# [Aim]
Write out every single entry exactly.
* Begin Input material *
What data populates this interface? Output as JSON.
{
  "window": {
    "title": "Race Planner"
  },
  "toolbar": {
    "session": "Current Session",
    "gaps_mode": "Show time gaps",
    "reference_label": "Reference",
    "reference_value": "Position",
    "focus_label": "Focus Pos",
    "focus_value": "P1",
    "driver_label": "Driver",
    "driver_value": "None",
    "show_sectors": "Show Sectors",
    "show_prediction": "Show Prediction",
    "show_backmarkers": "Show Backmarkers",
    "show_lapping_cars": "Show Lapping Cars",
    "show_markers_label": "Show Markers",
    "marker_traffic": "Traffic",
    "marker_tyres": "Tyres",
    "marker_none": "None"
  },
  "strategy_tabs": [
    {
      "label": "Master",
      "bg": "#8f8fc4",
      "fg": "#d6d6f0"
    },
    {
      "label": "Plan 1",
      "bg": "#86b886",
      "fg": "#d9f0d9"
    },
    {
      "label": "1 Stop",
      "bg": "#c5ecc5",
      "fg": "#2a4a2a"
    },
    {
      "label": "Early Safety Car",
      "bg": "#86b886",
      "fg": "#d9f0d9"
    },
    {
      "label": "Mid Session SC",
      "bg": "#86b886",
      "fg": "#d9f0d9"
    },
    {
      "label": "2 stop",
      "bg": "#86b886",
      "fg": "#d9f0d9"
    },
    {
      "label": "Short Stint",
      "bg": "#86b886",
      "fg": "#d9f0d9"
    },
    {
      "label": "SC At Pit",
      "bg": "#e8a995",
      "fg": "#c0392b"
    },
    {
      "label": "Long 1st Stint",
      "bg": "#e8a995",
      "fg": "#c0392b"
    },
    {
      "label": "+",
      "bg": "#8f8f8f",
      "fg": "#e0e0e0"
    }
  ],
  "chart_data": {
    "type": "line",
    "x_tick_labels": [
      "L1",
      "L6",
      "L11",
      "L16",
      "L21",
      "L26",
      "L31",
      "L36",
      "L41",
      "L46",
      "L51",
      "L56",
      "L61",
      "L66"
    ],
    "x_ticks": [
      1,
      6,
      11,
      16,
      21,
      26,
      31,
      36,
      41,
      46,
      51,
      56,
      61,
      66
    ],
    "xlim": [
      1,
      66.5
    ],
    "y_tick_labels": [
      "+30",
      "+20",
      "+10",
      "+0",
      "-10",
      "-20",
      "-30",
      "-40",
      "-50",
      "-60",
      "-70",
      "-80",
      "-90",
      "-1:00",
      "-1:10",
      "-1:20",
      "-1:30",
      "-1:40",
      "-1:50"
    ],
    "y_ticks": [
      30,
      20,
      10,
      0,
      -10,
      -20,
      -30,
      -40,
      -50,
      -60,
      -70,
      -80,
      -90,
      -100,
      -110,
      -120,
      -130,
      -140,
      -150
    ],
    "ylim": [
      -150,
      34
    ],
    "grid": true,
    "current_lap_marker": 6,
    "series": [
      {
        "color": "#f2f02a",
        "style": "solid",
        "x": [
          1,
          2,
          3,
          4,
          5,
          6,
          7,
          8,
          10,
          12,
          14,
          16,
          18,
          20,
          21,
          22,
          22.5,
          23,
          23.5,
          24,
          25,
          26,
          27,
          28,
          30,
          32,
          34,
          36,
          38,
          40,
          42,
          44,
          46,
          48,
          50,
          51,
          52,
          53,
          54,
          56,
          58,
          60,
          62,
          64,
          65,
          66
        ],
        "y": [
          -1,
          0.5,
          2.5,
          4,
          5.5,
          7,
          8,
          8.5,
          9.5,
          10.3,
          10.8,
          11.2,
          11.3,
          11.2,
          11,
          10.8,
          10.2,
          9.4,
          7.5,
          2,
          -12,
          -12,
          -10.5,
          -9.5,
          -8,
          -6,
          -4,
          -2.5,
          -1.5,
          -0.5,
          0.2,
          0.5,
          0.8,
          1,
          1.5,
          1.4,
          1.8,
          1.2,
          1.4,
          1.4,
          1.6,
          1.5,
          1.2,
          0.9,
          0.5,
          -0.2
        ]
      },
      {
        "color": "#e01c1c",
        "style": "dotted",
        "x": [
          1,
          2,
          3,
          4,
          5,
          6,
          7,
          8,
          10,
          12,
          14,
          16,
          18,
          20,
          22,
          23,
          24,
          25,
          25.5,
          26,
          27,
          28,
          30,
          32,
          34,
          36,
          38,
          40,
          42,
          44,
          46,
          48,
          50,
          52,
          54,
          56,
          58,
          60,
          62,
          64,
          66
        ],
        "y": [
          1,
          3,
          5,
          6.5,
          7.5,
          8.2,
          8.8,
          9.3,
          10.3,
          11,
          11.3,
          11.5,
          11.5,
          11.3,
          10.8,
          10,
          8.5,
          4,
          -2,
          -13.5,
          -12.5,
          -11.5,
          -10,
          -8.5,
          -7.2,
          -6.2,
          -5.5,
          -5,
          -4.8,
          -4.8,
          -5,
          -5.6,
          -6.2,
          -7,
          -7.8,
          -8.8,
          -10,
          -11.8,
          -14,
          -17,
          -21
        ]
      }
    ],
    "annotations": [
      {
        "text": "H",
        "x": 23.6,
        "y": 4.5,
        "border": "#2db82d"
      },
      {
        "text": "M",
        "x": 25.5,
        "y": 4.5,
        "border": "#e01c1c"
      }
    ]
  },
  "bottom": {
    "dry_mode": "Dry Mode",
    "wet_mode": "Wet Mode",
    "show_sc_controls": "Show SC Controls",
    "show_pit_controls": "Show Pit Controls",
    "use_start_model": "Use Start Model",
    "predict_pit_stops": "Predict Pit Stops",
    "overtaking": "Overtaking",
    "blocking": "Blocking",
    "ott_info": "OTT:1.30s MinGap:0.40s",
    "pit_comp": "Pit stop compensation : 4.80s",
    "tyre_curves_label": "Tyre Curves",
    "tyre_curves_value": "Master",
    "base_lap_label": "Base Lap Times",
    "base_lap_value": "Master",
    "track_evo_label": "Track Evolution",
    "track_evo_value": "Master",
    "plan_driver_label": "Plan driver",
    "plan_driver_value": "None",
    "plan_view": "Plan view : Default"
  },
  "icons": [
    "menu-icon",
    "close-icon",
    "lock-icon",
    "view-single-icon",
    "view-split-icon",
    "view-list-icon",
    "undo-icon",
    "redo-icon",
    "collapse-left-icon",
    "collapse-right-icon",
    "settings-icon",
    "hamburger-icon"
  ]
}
* End Input material *
# [Response below]
What data populates this interface? Output as JSON.
{
  "window": {
    "title": "Race Planner"
  },
  "toolbar": {
    "session": "Current Session",
    "gaps_mode": "Show time gaps",
    "reference_label": "Reference",
    "reference_value": "Position",
    "focus_label": "Focus Pos",
    "focus_value": "P1",
    "driver_label": "Driver",
    "driver_value": "None",
    "show_sectors": "Show Sectors",
    "show_prediction": "Show Prediction",
    "show_backmarkers": "Show Backmarkers",
    "show_lapping_cars": "Show Lapping Cars",
    "show_markers_label": "Show Markers",
    "marker_traffic": "Traffic",
    "marker_tyres": "Tyres",
    "marker_none": "None"
  },
  "strategy_tabs": [
    {
      "label": "Master",
      "bg": "#8f8fc4",
      "fg": "#d6d6f0"
    },
    {
      "label": "Plan 1",
      "bg": "#86b886",
      "fg": "#d9f0d9"
    },
    {
      "label": "1 Stop",
      "bg": "#c5ecc5",
      "fg": "#2a4a2a"
    },
    {
      "label": "Early Safety Car",
      "bg": "#86b886",
      "fg": "#d9f0d9"
    },
    {
      "label": "Mid Session SC",
      "bg": "#86b886",
      "fg": "#d9f0d9"
    },
    {
      "label": "2 stop",
      "bg": "#86b886",
      "fg": "#d9f0d9"
    },
    {
      "label": "Short Stint",
      "bg": "#86b886",
      "fg": "#d9f0d9"
    },
    {
      "label": "SC At Pit",
      "bg": "#e8a995",
      "fg": "#c0392b"
    },
    {
      "label": "Long 1st Stint",
      "bg": "#e8a995",
      "fg": "#c0392b"
    },
    {
      "label": "+",
      "bg": "#8f8f8f",
      "fg": "#e0e0e0"
    }
  ],
  "chart_data": {
    "type": "line",
    "x_tick_labels": [
      "L1",
      "L6",
      "L11",
      "L16",
      "L21",
      "L26",
      "L31",
      "L36",
      "L41",
      "L46",
      "L51",
      "L56",
      "L61",
      "L66"
    ],
    "x_ticks": [
      1,
      6,
      11,
      16,
      21,
      26,
      31,
      36,
      41,
      46,
      51,
      56,
      61,
      66
    ],
    "xlim": [
      1,
      66.5
    ],
    "y_tick_labels": [
      "+30",
      "+20",
      "+10",
      "+0",
      "-10",
      "-20",
      "-30",
      "-40",
      "-50",
      "-60",
      "-70",
      "-80",
      "-90",
      "-1:00",
      "-1:10",
      "-1:20",
      "-1:30",
      "-1:40",
      "-1:50"
    ],
    "y_ticks": [
      30,
      20,
      10,
      0,
      -10,
      -20,
      -30,
      -40,
      -50,
      -60,
      -70,
      -80,
      -90,
      -100,
      -110,
      -120,
      -130,
      -140,
      -150
    ],
    "ylim": [
      -150,
      34
    ],
    "grid": true,
    "current_lap_marker": 6,
    "series": [
      {
        "color": "#f2f02a",
        "style": "solid",
        "x": [
          1,
          2,
          3,
          4,
          5,
          6,
          7,
          8,
          10,
          12,
          14,
          16,
          18,
          20,
          21,
          22,
          22.5,
          23,
          23.5,
          24,
          25,
          26,
          27,
          28,
          30,
          32,
          34,
          36,
          38,
          40,
          42,
          44,
          46,
          48,
          50,
          51,
          52,
          53,
          54,
          56,
          58,
          60,
          62,
          64,
          65,
          66
        ],
        "y": [
          -1,
          0.5,
          2.5,
          4,
          5.5,
          7,
          8,
          8.5,
          9.5,
          10.3,
          10.8,
          11.2,
          11.3,
          11.2,
          11,
          10.8,
          10.2,
          9.4,
          7.5,
          2,
          -12,
          -12,
          -10.5,
          -9.5,
          -8,
          -6,
          -4,
          -2.5,
          -1.5,
          -0.5,
          0.2,
          0.5,
          0.8,
          1,
          1.5,
          1.4,
          1.8,
          1.2,
          1.4,
          1.4,
          1.6,
          1.5,
          1.2,
          0.9,
          0.5,
          -0.2
        ]
      },
      {
        "color": "#e01c1c",
        "style": "dotted",
        "x": [
          1,
          2,
          3,
          4,
          5,
          6,
          7,
          8,
          10,
          12,
          14,
          16,
          18,
          20,
          22,
          23,
          24,
          25,
          25.5,
          26,
          27,
          28,
          30,
          32,
          34,
          36,
          38,
          40,
          42,
          44,
          46,
          48,
          50,
          52,
          54,
          56,
          58,
          60,
          62,
          64,
          66
        ],
        "y": [
          1,
          3,
          5,
          6.5,
          7.5,
          8.2,
          8.8,
          9.3,
          10.3,
          11,
          11.3,
          11.5,
          11.5,
          11.3,
          10.8,
          10,
          8.5,
          4,
          -2,
          -13.5,
          -12.5,
          -11.5,
          -10,
          -8.5,
          -7.2,
          -6.2,
          -5.5,
          -5,
          -4.8,
          -4.8,
          -5,
          -5.6,
          -6.2,
          -7,
          -7.8,
          -8.8,
          -10,
          -11.8,
          -14,
          -17,
          -21
        ]
      }
    ],
    "annotations": [
      {
        "text": "H",
        "x": 23.6,
        "y": 4.5,
        "border": "#2db82d"
      },
      {
        "text": "M",
        "x": 25.5,
        "y": 4.5,
        "border": "#e01c1c"
      }
    ]
  },
  "bottom": {
    "dry_mode": "Dry Mode",
    "wet_mode": "Wet Mode",
    "show_sc_controls": "Show SC Controls",
    "show_pit_controls": "Show Pit Controls",
    "use_start_model": "Use Start Model",
    "predict_pit_stops": "Predict Pit Stops",
    "overtaking": "Overtaking",
    "blocking": "Blocking",
    "ott_info": "OTT:1.30s MinGap:0.40s",
    "pit_comp": "Pit stop compensation : 4.80s",
    "tyre_curves_label": "Tyre Curves",
    "tyre_curves_value": "Master",
    "base_lap_label": "Base Lap Times",
    "base_lap_value": "Master",
    "track_evo_label": "Track Evolution",
    "track_evo_value": "Master",
    "plan_driver_label": "Plan driver",
    "plan_driver_value": "None",
    "plan_view": "Plan view : Default"
  },
  "icons": [
    "menu-icon",
    "close-icon",
    "lock-icon",
    "view-single-icon",
    "view-split-icon",
    "view-list-icon",
    "undo-icon",
    "redo-icon",
    "collapse-left-icon",
    "collapse-right-icon",
    "settings-icon",
    "hamburger-icon"
  ]
}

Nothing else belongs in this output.